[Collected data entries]
^^^^^^^^^^^^^^^^
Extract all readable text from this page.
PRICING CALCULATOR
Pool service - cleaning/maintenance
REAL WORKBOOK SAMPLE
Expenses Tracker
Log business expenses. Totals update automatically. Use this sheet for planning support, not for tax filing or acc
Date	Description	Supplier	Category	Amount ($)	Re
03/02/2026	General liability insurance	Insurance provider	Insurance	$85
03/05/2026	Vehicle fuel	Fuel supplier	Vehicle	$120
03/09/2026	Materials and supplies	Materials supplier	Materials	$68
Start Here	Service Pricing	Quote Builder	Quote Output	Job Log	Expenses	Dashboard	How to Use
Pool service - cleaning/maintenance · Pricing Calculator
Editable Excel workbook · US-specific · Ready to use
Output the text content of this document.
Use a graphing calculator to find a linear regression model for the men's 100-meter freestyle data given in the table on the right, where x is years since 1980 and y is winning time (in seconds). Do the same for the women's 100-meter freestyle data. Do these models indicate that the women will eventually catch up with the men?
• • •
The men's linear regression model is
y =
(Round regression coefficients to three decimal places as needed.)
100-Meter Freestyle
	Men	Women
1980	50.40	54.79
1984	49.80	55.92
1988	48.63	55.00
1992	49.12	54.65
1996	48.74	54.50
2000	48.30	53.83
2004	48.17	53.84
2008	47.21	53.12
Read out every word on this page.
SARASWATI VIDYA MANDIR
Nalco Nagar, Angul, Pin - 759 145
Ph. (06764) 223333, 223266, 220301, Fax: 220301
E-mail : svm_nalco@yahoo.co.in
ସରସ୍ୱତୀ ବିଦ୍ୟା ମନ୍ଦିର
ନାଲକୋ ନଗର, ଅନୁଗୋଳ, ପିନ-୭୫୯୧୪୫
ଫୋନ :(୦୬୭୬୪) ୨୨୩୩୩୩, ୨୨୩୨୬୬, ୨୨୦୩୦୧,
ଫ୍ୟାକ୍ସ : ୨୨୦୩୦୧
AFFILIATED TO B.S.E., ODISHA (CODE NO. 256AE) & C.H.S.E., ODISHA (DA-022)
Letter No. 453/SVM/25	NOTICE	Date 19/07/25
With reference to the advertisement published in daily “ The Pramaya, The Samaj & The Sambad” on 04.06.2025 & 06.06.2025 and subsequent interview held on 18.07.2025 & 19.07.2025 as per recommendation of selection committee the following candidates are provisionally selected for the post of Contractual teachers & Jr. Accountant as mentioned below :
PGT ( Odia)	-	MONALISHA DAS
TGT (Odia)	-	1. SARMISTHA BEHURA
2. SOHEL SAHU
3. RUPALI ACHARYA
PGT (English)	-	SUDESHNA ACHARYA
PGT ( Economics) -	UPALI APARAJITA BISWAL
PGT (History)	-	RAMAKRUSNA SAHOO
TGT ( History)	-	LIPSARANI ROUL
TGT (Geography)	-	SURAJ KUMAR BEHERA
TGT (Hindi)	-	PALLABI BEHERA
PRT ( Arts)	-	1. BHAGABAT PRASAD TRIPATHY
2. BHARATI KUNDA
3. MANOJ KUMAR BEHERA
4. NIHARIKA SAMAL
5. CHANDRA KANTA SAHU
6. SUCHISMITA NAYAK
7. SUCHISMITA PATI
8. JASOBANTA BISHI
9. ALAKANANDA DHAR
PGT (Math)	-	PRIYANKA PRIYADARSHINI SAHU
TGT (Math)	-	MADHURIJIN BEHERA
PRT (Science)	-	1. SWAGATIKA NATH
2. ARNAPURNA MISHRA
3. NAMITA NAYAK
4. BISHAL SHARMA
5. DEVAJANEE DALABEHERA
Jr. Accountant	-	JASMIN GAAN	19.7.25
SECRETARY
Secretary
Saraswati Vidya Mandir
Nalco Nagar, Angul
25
^^^^^^^^^^^^^^^^
(The task) Each entry above is to be set down again in exactly the same words.

(Result)
Extract all readable text from this page.
PRICING CALCULATOR
Pool service - cleaning/maintenance
REAL WORKBOOK SAMPLE
Expenses Tracker
Log business expenses. Totals update automatically. Use this sheet for planning support, not for tax filing or acc
Date	Description	Supplier	Category	Amount ($)	Re
03/02/2026	General liability insurance	Insurance provider	Insurance	$85
03/05/2026	Vehicle fuel	Fuel supplier	Vehicle	$120
03/09/2026	Materials and supplies	Materials supplier	Materials	$68
Start Here	Service Pricing	Quote Builder	Quote Output	Job Log	Expenses	Dashboard	How to Use
Pool service - cleaning/maintenance · Pricing Calculator
Editable Excel workbook · US-specific · Ready to use
Output the text content of this document.
Use a graphing calculator to find a linear regression model for the men's 100-meter freestyle data given in the table on the right, where x is years since 1980 and y is winning time (in seconds). Do the same for the women's 100-meter freestyle data. Do these models indicate that the women will eventually catch up with the men?
• • •
The men's linear regression model is
y =
(Round regression coefficients to three decimal places as needed.)
100-Meter Freestyle
	Men	Women
1980	50.40	54.79
1984	49.80	55.92
1988	48.63	55.00
1992	49.12	54.65
1996	48.74	54.50
2000	48.30	53.83
2004	48.17	53.84
2008	47.21	53.12
Read out every word on this page.
SARASWATI VIDYA MANDIR
Nalco Nagar, Angul, Pin - 759 145
Ph. (06764) 223333, 223266, 220301, Fax: 220301
E-mail : svm_nalco@yahoo.co.in
ସରସ୍ୱତୀ ବିଦ୍ୟା ମନ୍ଦିର
ନାଲକୋ ନଗର, ଅନୁଗୋଳ, ପିନ-୭୫୯୧୪୫
ଫୋନ :(୦୬୭୬୪) ୨୨୩୩୩୩, ୨୨୩୨୬୬, ୨୨୦୩୦୧,
ଫ୍ୟାକ୍ସ : ୨୨୦୩୦୧
AFFILIATED TO B.S.E., ODISHA (CODE NO. 256AE) & C.H.S.E., ODISHA (DA-022)
Letter No. 453/SVM/25	NOTICE	Date 19/07/25
With reference to the advertisement published in daily “ The Pramaya, The Samaj & The Sambad” on 04.06.2025 & 06.06.2025 and subsequent interview held on 18.07.2025 & 19.07.2025 as per recommendation of selection committee the following candidates are provisionally selected for the post of Contractual teachers & Jr. Accountant as mentioned below :
PGT ( Odia)	-	MONALISHA DAS
TGT (Odia)	-	1. SARMISTHA BEHURA
2. SOHEL SAHU
3. RUPALI ACHARYA
PGT (English)	-	SUDESHNA ACHARYA
PGT ( Economics) -	UPALI APARAJITA BISWAL
PGT (History)	-	RAMAKRUSNA SAHOO
TGT ( History)	-	LIPSARANI ROUL
TGT (Geography)	-	SURAJ KUMAR BEHERA
TGT (Hindi)	-	PALLABI BEHERA
PRT ( Arts)	-	1. BHAGABAT PRASAD TRIPATHY
2. BHARATI KUNDA
3. MANOJ KUMAR BEHERA
4. NIHARIKA SAMAL
5. CHANDRA KANTA SAHU
6. SUCHISMITA NAYAK
7. SUCHISMITA PATI
8. JASOBANTA BISHI
9. ALAKANANDA DHAR
PGT (Math)	-	PRIYANKA PRIYADARSHINI SAHU
TGT (Math)	-	MADHURIJIN BEHERA
PRT (Science)	-	1. SWAGATIKA NATH
2. ARNAPURNA MISHRA
3. NAMITA NAYAK
4. BISHAL SHARMA
5. DEVAJANEE DALABEHERA
Jr. Accountant	-	JASMIN GAAN	19.7.25
SECRETARY
Secretary
Saraswati Vidya Mandir
Nalco Nagar, Angul
25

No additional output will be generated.